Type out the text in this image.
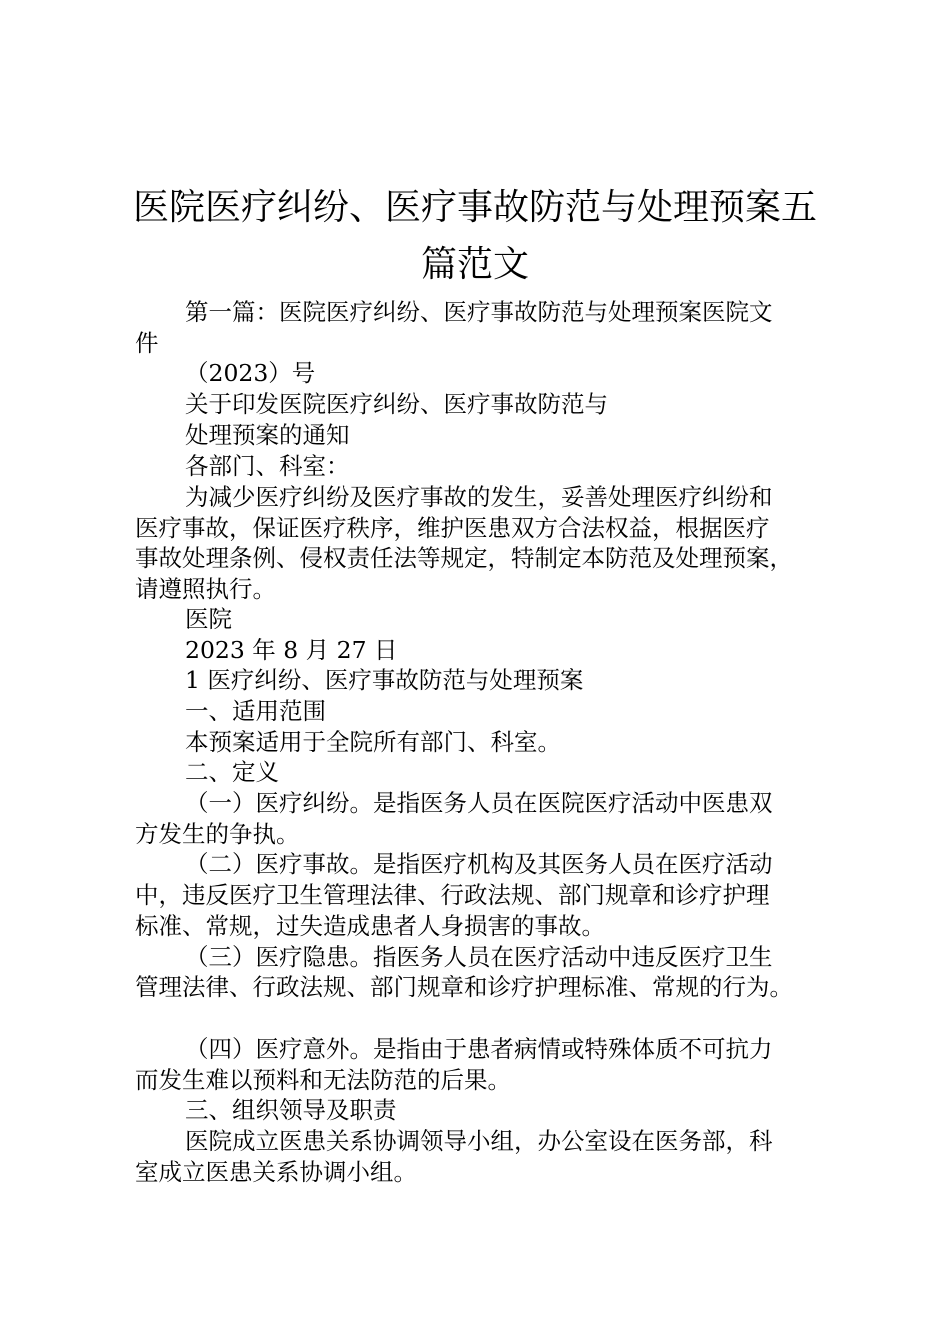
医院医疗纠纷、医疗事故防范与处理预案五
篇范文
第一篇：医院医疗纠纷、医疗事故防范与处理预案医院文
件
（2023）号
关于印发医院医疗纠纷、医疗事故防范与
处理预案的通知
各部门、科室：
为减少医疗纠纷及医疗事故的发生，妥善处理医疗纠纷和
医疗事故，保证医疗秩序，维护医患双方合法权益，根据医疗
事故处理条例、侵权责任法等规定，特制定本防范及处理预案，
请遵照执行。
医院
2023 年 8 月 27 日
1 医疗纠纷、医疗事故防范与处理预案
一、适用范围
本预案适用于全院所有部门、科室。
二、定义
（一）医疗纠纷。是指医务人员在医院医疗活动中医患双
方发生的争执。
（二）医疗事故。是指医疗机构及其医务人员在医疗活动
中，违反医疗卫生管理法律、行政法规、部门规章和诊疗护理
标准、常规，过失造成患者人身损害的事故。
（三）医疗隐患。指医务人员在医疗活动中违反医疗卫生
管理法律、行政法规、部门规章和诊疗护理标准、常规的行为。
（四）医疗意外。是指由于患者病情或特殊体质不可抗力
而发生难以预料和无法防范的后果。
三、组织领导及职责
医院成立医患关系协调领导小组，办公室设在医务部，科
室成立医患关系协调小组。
--
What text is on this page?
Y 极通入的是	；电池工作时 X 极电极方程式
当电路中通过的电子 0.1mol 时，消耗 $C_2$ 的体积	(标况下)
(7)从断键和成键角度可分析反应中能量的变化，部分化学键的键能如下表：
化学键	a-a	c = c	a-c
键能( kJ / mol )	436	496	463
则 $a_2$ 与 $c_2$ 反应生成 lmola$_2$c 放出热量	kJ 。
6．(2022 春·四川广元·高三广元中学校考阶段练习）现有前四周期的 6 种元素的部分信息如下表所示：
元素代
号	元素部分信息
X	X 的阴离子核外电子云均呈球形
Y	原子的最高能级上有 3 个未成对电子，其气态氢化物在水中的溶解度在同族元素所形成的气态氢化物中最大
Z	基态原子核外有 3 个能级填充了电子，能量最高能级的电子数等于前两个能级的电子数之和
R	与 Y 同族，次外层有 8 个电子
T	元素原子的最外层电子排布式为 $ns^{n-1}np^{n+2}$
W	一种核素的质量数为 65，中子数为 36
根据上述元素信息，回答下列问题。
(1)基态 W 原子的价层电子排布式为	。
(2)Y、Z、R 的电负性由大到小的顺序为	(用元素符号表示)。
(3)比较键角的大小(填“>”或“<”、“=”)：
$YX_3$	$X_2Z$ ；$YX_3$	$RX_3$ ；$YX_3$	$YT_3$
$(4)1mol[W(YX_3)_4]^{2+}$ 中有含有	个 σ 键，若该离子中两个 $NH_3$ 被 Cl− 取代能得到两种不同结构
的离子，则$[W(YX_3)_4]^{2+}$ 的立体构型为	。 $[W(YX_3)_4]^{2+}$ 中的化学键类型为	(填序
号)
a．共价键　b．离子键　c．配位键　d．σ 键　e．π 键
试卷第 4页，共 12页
--
Looking at the records above, tally the lines holding "this" and reply with that number only.

EXERCISE SOLUTION: 2